Figure collection entries
__________
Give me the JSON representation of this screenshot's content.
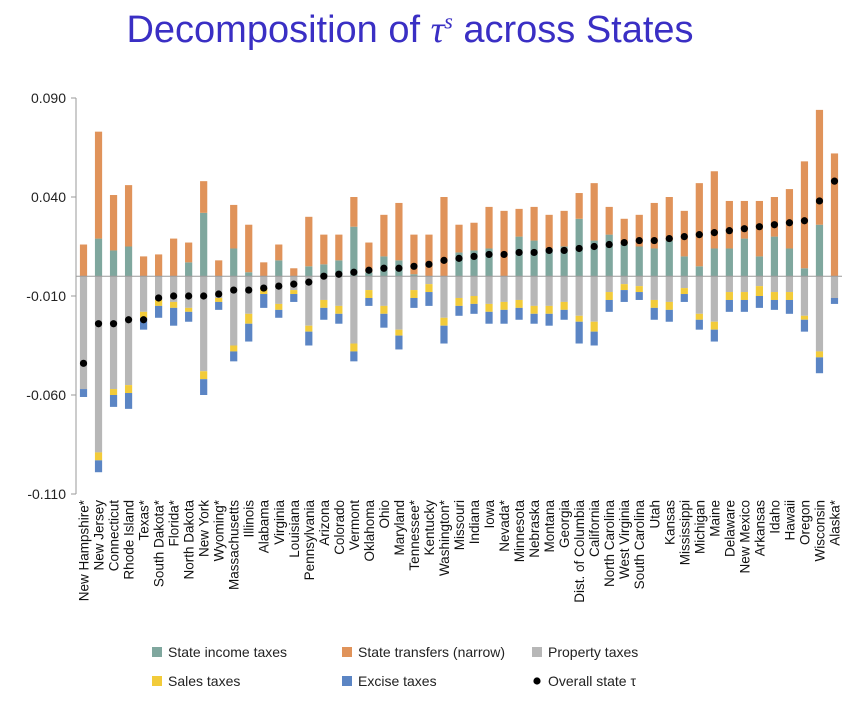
{
  "title": {
    "prefix": "Decomposition of ",
    "symbol": "τ",
    "superscript": "s",
    "suffix": " across States"
  },
  "colors": {
    "income": "#7fa79e",
    "transfers": "#e0935a",
    "property": "#b7b7b7",
    "sales": "#f2cb3a",
    "excise": "#5b85c4",
    "overall": "#000000",
    "axis": "#9a9a9a",
    "title": "#3a2fc4"
  },
  "chart_data": {
    "type": "bar",
    "stacked": true,
    "ylim": [
      -0.11,
      0.09
    ],
    "yticks": [
      -0.11,
      -0.06,
      -0.01,
      0.04,
      0.09
    ],
    "ytick_labels": [
      "-0.110",
      "-0.060",
      "-0.010",
      "0.040",
      "0.090"
    ],
    "grid": false,
    "legend_position": "bottom",
    "categories": [
      "New Hampshire*",
      "New Jersey",
      "Connecticut",
      "Rhode Island",
      "Texas*",
      "South Dakota*",
      "Florida*",
      "North Dakota",
      "New York",
      "Wyoming*",
      "Massachusetts",
      "Illinois",
      "Alabama",
      "Virginia",
      "Louisiana",
      "Pennsylvania",
      "Arizona",
      "Colorado",
      "Vermont",
      "Oklahoma",
      "Ohio",
      "Maryland",
      "Tennessee*",
      "Kentucky",
      "Washington*",
      "Missouri",
      "Indiana",
      "Iowa",
      "Nevada*",
      "Minnesota",
      "Nebraska",
      "Montana",
      "Georgia",
      "Dist. of Columbia",
      "California",
      "North Carolina",
      "West Virginia",
      "South Carolina",
      "Utah",
      "Kansas",
      "Mississippi",
      "Michigan",
      "Maine",
      "Delaware",
      "New Mexico",
      "Arkansas",
      "Idaho",
      "Hawaii",
      "Oregon",
      "Wisconsin",
      "Alaska*"
    ],
    "series": [
      {
        "name": "State income taxes",
        "key": "income",
        "values": [
          0.0,
          0.019,
          0.013,
          0.015,
          0.0,
          0.0,
          0.0,
          0.007,
          0.032,
          0.0,
          0.014,
          0.002,
          0.0,
          0.008,
          0.0,
          0.005,
          0.006,
          0.008,
          0.025,
          0.002,
          0.01,
          0.008,
          0.001,
          0.0,
          0.0,
          0.012,
          0.013,
          0.014,
          0.0,
          0.02,
          0.018,
          0.014,
          0.015,
          0.029,
          0.018,
          0.021,
          0.016,
          0.015,
          0.014,
          0.018,
          0.01,
          0.005,
          0.014,
          0.014,
          0.019,
          0.01,
          0.02,
          0.014,
          0.004,
          0.026,
          0.0
        ]
      },
      {
        "name": "State transfers (narrow)",
        "key": "transfers",
        "values": [
          0.016,
          0.054,
          0.028,
          0.031,
          0.01,
          0.011,
          0.019,
          0.01,
          0.016,
          0.008,
          0.022,
          0.024,
          0.007,
          0.008,
          0.004,
          0.025,
          0.015,
          0.013,
          0.015,
          0.015,
          0.021,
          0.029,
          0.02,
          0.021,
          0.04,
          0.014,
          0.014,
          0.021,
          0.033,
          0.014,
          0.017,
          0.017,
          0.018,
          0.013,
          0.029,
          0.014,
          0.013,
          0.016,
          0.023,
          0.022,
          0.023,
          0.042,
          0.039,
          0.024,
          0.019,
          0.028,
          0.02,
          0.03,
          0.054,
          0.058,
          0.062
        ]
      },
      {
        "name": "Property taxes",
        "key": "property",
        "values": [
          -0.057,
          -0.089,
          -0.057,
          -0.055,
          -0.018,
          -0.012,
          -0.013,
          -0.016,
          -0.048,
          -0.011,
          -0.035,
          -0.019,
          -0.006,
          -0.014,
          -0.007,
          -0.025,
          -0.012,
          -0.015,
          -0.034,
          -0.007,
          -0.015,
          -0.027,
          -0.007,
          -0.004,
          -0.021,
          -0.011,
          -0.01,
          -0.014,
          -0.013,
          -0.012,
          -0.015,
          -0.015,
          -0.013,
          -0.02,
          -0.023,
          -0.008,
          -0.004,
          -0.005,
          -0.012,
          -0.013,
          -0.006,
          -0.019,
          -0.023,
          -0.008,
          -0.008,
          -0.005,
          -0.008,
          -0.008,
          -0.02,
          -0.038,
          -0.011
        ]
      },
      {
        "name": "Sales taxes",
        "key": "sales",
        "values": [
          0.0,
          -0.004,
          -0.003,
          -0.004,
          -0.003,
          -0.003,
          -0.003,
          -0.002,
          -0.004,
          -0.002,
          -0.003,
          -0.005,
          -0.003,
          -0.003,
          -0.002,
          -0.003,
          -0.004,
          -0.004,
          -0.004,
          -0.004,
          -0.004,
          -0.003,
          -0.004,
          -0.004,
          -0.004,
          -0.004,
          -0.004,
          -0.004,
          -0.004,
          -0.004,
          -0.004,
          -0.004,
          -0.004,
          -0.003,
          -0.005,
          -0.004,
          -0.003,
          -0.003,
          -0.004,
          -0.004,
          -0.003,
          -0.003,
          -0.004,
          -0.004,
          -0.004,
          -0.005,
          -0.004,
          -0.004,
          -0.002,
          -0.003,
          0.0
        ]
      },
      {
        "name": "Excise taxes",
        "key": "excise",
        "values": [
          -0.004,
          -0.006,
          -0.006,
          -0.008,
          -0.006,
          -0.006,
          -0.009,
          -0.005,
          -0.008,
          -0.004,
          -0.005,
          -0.009,
          -0.007,
          -0.004,
          -0.004,
          -0.007,
          -0.006,
          -0.005,
          -0.005,
          -0.004,
          -0.007,
          -0.007,
          -0.005,
          -0.007,
          -0.009,
          -0.005,
          -0.005,
          -0.006,
          -0.007,
          -0.006,
          -0.005,
          -0.006,
          -0.005,
          -0.011,
          -0.007,
          -0.006,
          -0.006,
          -0.004,
          -0.006,
          -0.006,
          -0.004,
          -0.005,
          -0.006,
          -0.006,
          -0.006,
          -0.006,
          -0.005,
          -0.007,
          -0.006,
          -0.008,
          -0.003
        ]
      },
      {
        "name": "Overall state τ",
        "key": "overall",
        "type": "scatter",
        "values": [
          -0.044,
          -0.024,
          -0.024,
          -0.022,
          -0.022,
          -0.011,
          -0.01,
          -0.01,
          -0.01,
          -0.009,
          -0.007,
          -0.007,
          -0.006,
          -0.005,
          -0.004,
          -0.003,
          0.0,
          0.001,
          0.002,
          0.003,
          0.004,
          0.004,
          0.005,
          0.006,
          0.008,
          0.009,
          0.01,
          0.011,
          0.011,
          0.012,
          0.012,
          0.013,
          0.013,
          0.014,
          0.015,
          0.016,
          0.017,
          0.018,
          0.018,
          0.019,
          0.02,
          0.021,
          0.022,
          0.023,
          0.024,
          0.025,
          0.026,
          0.027,
          0.028,
          0.038,
          0.048
        ]
      }
    ]
  }
}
__________
> _Challenge_:
Reproduce the material in its entirety and word for word, without the pictures.

> _Output for this exercise_:
Give me the JSON representation of this screenshot's content.
{
  "title": {
    "prefix": "Decomposition of ",
    "symbol": "τ",
    "superscript": "s",
    "suffix": " across States"
  },
  "colors": {
    "income": "#7fa79e",
    "transfers": "#e0935a",
    "property": "#b7b7b7",
    "sales": "#f2cb3a",
    "excise": "#5b85c4",
    "overall": "#000000",
    "axis": "#9a9a9a",
    "title": "#3a2fc4"
  },
  "chart_data": {
    "type": "bar",
    "stacked": true,
    "ylim": [
      -0.11,
      0.09
    ],
    "yticks": [
      -0.11,
      -0.06,
      -0.01,
      0.04,
      0.09
    ],
    "ytick_labels": [
      "-0.110",
      "-0.060",
      "-0.010",
      "0.040",
      "0.090"
    ],
    "grid": false,
    "legend_position": "bottom",
    "categories": [
      "New Hampshire*",
      "New Jersey",
      "Connecticut",
      "Rhode Island",
      "Texas*",
      "South Dakota*",
      "Florida*",
      "North Dakota",
      "New York",
      "Wyoming*",
      "Massachusetts",
      "Illinois",
      "Alabama",
      "Virginia",
      "Louisiana",
      "Pennsylvania",
      "Arizona",
      "Colorado",
      "Vermont",
      "Oklahoma",
      "Ohio",
      "Maryland",
      "Tennessee*",
      "Kentucky",
      "Washington*",
      "Missouri",
      "Indiana",
      "Iowa",
      "Nevada*",
      "Minnesota",
      "Nebraska",
      "Montana",
      "Georgia",
      "Dist. of Columbia",
      "California",
      "North Carolina",
      "West Virginia",
      "South Carolina",
      "Utah",
      "Kansas",
      "Mississippi",
      "Michigan",
      "Maine",
      "Delaware",
      "New Mexico",
      "Arkansas",
      "Idaho",
      "Hawaii",
      "Oregon",
      "Wisconsin",
      "Alaska*"
    ],
    "series": [
      {
        "name": "State income taxes",
        "key": "income",
        "values": [
          0.0,
          0.019,
          0.013,
          0.015,
          0.0,
          0.0,
          0.0,
          0.007,
          0.032,
          0.0,
          0.014,
          0.002,
          0.0,
          0.008,
          0.0,
          0.005,
          0.006,
          0.008,
          0.025,
          0.002,
          0.01,
          0.008,
          0.001,
          0.0,
          0.0,
          0.012,
          0.013,
          0.014,
          0.0,
          0.02,
          0.018,
          0.014,
          0.015,
          0.029,
          0.018,
          0.021,
          0.016,
          0.015,
          0.014,
          0.018,
          0.01,
          0.005,
          0.014,
          0.014,
          0.019,
          0.01,
          0.02,
          0.014,
          0.004,
          0.026,
          0.0
        ]
      },
      {
        "name": "State transfers (narrow)",
        "key": "transfers",
        "values": [
          0.016,
          0.054,
          0.028,
          0.031,
          0.01,
          0.011,
          0.019,
          0.01,
          0.016,
          0.008,
          0.022,
          0.024,
          0.007,
          0.008,
          0.004,
          0.025,
          0.015,
          0.013,
          0.015,
          0.015,
          0.021,
          0.029,
          0.02,
          0.021,
          0.04,
          0.014,
          0.014,
          0.021,
          0.033,
          0.014,
          0.017,
          0.017,
          0.018,
          0.013,
          0.029,
          0.014,
          0.013,
          0.016,
          0.023,
          0.022,
          0.023,
          0.042,
          0.039,
          0.024,
          0.019,
          0.028,
          0.02,
          0.03,
          0.054,
          0.058,
          0.062
        ]
      },
      {
        "name": "Property taxes",
        "key": "property",
        "values": [
          -0.057,
          -0.089,
          -0.057,
          -0.055,
          -0.018,
          -0.012,
          -0.013,
          -0.016,
          -0.048,
          -0.011,
          -0.035,
          -0.019,
          -0.006,
          -0.014,
          -0.007,
          -0.025,
          -0.012,
          -0.015,
          -0.034,
          -0.007,
          -0.015,
          -0.027,
          -0.007,
          -0.004,
          -0.021,
          -0.011,
          -0.01,
          -0.014,
          -0.013,
          -0.012,
          -0.015,
          -0.015,
          -0.013,
          -0.02,
          -0.023,
          -0.008,
          -0.004,
          -0.005,
          -0.012,
          -0.013,
          -0.006,
          -0.019,
          -0.023,
          -0.008,
          -0.008,
          -0.005,
          -0.008,
          -0.008,
          -0.02,
          -0.038,
          -0.011
        ]
      },
      {
        "name": "Sales taxes",
        "key": "sales",
        "values": [
          0.0,
          -0.004,
          -0.003,
          -0.004,
          -0.003,
          -0.003,
          -0.003,
          -0.002,
          -0.004,
          -0.002,
          -0.003,
          -0.005,
          -0.003,
          -0.003,
          -0.002,
          -0.003,
          -0.004,
          -0.004,
          -0.004,
          -0.004,
          -0.004,
          -0.003,
          -0.004,
          -0.004,
          -0.004,
          -0.004,
          -0.004,
          -0.004,
          -0.004,
          -0.004,
          -0.004,
          -0.004,
          -0.004,
          -0.003,
          -0.005,
          -0.004,
          -0.003,
          -0.003,
          -0.004,
          -0.004,
          -0.003,
          -0.003,
          -0.004,
          -0.004,
          -0.004,
          -0.005,
          -0.004,
          -0.004,
          -0.002,
          -0.003,
          0.0
        ]
      },
      {
        "name": "Excise taxes",
        "key": "excise",
        "values": [
          -0.004,
          -0.006,
          -0.006,
          -0.008,
          -0.006,
          -0.006,
          -0.009,
          -0.005,
          -0.008,
          -0.004,
          -0.005,
          -0.009,
          -0.007,
          -0.004,
          -0.004,
          -0.007,
          -0.006,
          -0.005,
          -0.005,
          -0.004,
          -0.007,
          -0.007,
          -0.005,
          -0.007,
          -0.009,
          -0.005,
          -0.005,
          -0.006,
          -0.007,
          -0.006,
          -0.005,
          -0.006,
          -0.005,
          -0.011,
          -0.007,
          -0.006,
          -0.006,
          -0.004,
          -0.006,
          -0.006,
          -0.004,
          -0.005,
          -0.006,
          -0.006,
          -0.006,
          -0.006,
          -0.005,
          -0.007,
          -0.006,
          -0.008,
          -0.003
        ]
      },
      {
        "name": "Overall state τ",
        "key": "overall",
        "type": "scatter",
        "values": [
          -0.044,
          -0.024,
          -0.024,
          -0.022,
          -0.022,
          -0.011,
          -0.01,
          -0.01,
          -0.01,
          -0.009,
          -0.007,
          -0.007,
          -0.006,
          -0.005,
          -0.004,
          -0.003,
          0.0,
          0.001,
          0.002,
          0.003,
          0.004,
          0.004,
          0.005,
          0.006,
          0.008,
          0.009,
          0.01,
          0.011,
          0.011,
          0.012,
          0.012,
          0.013,
          0.013,
          0.014,
          0.015,
          0.016,
          0.017,
          0.018,
          0.018,
          0.019,
          0.02,
          0.021,
          0.022,
          0.023,
          0.024,
          0.025,
          0.026,
          0.027,
          0.028,
          0.038,
          0.048
        ]
      }
    ]
  }
}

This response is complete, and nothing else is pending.